OBJECTIVE:
Print the entries below in their entirety, exactly as they are written.

(Records from a collection of figures)
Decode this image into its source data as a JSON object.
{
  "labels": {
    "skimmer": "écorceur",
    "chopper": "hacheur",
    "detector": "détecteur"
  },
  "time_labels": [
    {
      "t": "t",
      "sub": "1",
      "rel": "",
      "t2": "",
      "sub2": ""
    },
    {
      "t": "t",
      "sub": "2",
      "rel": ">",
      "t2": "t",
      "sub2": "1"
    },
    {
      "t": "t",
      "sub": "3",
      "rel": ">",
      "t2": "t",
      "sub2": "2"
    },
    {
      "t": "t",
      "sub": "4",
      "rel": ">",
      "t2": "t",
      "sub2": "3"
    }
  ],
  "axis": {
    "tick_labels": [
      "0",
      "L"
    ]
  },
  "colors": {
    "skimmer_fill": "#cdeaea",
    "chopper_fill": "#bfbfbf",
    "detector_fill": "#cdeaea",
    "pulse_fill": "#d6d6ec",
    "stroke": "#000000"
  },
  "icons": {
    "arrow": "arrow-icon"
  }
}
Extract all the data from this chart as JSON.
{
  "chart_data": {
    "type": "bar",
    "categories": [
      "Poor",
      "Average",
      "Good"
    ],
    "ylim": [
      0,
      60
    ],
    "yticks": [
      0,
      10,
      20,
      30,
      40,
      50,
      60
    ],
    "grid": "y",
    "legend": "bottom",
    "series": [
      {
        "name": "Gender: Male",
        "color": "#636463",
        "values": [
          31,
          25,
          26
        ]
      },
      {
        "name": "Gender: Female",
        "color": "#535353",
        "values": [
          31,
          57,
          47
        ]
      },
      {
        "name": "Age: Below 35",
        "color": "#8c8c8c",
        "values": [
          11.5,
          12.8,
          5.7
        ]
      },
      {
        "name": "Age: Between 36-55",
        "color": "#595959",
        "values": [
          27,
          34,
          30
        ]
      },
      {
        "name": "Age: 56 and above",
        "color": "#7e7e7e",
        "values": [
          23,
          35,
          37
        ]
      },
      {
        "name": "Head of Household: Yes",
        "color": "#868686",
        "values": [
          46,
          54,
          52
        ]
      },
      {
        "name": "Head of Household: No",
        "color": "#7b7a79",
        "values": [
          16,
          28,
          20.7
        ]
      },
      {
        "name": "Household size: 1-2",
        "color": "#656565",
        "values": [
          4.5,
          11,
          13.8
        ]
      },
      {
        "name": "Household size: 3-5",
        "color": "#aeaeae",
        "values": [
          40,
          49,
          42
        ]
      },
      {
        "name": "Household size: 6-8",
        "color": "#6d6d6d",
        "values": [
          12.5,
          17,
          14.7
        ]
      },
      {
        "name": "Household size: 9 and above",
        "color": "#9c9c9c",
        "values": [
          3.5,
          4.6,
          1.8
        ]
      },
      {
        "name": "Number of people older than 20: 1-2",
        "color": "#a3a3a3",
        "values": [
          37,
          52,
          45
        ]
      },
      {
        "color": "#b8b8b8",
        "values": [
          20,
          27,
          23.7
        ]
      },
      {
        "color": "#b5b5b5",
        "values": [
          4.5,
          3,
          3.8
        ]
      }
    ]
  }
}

TASK RESULT:
Decode this image into its source data as a JSON object.
{
  "labels": {
    "skimmer": "écorceur",
    "chopper": "hacheur",
    "detector": "détecteur"
  },
  "time_labels": [
    {
      "t": "t",
      "sub": "1",
      "rel": "",
      "t2": "",
      "sub2": ""
    },
    {
      "t": "t",
      "sub": "2",
      "rel": ">",
      "t2": "t",
      "sub2": "1"
    },
    {
      "t": "t",
      "sub": "3",
      "rel": ">",
      "t2": "t",
      "sub2": "2"
    },
    {
      "t": "t",
      "sub": "4",
      "rel": ">",
      "t2": "t",
      "sub2": "3"
    }
  ],
  "axis": {
    "tick_labels": [
      "0",
      "L"
    ]
  },
  "colors": {
    "skimmer_fill": "#cdeaea",
    "chopper_fill": "#bfbfbf",
    "detector_fill": "#cdeaea",
    "pulse_fill": "#d6d6ec",
    "stroke": "#000000"
  },
  "icons": {
    "arrow": "arrow-icon"
  }
}
Extract all the data from this chart as JSON.
{
  "chart_data": {
    "type": "bar",
    "categories": [
      "Poor",
      "Average",
      "Good"
    ],
    "ylim": [
      0,
      60
    ],
    "yticks": [
      0,
      10,
      20,
      30,
      40,
      50,
      60
    ],
    "grid": "y",
    "legend": "bottom",
    "series": [
      {
        "name": "Gender: Male",
        "color": "#636463",
        "values": [
          31,
          25,
          26
        ]
      },
      {
        "name": "Gender: Female",
        "color": "#535353",
        "values": [
          31,
          57,
          47
        ]
      },
      {
        "name": "Age: Below 35",
        "color": "#8c8c8c",
        "values": [
          11.5,
          12.8,
          5.7
        ]
      },
      {
        "name": "Age: Between 36-55",
        "color": "#595959",
        "values": [
          27,
          34,
          30
        ]
      },
      {
        "name": "Age: 56 and above",
        "color": "#7e7e7e",
        "values": [
          23,
          35,
          37
        ]
      },
      {
        "name": "Head of Household: Yes",
        "color": "#868686",
        "values": [
          46,
          54,
          52
        ]
      },
      {
        "name": "Head of Household: No",
        "color": "#7b7a79",
        "values": [
          16,
          28,
          20.7
        ]
      },
      {
        "name": "Household size: 1-2",
        "color": "#656565",
        "values": [
          4.5,
          11,
          13.8
        ]
      },
      {
        "name": "Household size: 3-5",
        "color": "#aeaeae",
        "values": [
          40,
          49,
          42
        ]
      },
      {
        "name": "Household size: 6-8",
        "color": "#6d6d6d",
        "values": [
          12.5,
          17,
          14.7
        ]
      },
      {
        "name": "Household size: 9 and above",
        "color": "#9c9c9c",
        "values": [
          3.5,
          4.6,
          1.8
        ]
      },
      {
        "name": "Number of people older than 20: 1-2",
        "color": "#a3a3a3",
        "values": [
          37,
          52,
          45
        ]
      },
      {
        "color": "#b8b8b8",
        "values": [
          20,
          27,
          23.7
        ]
      },
      {
        "color": "#b5b5b5",
        "values": [
          4.5,
          3,
          3.8
        ]
      }
    ]
  }
}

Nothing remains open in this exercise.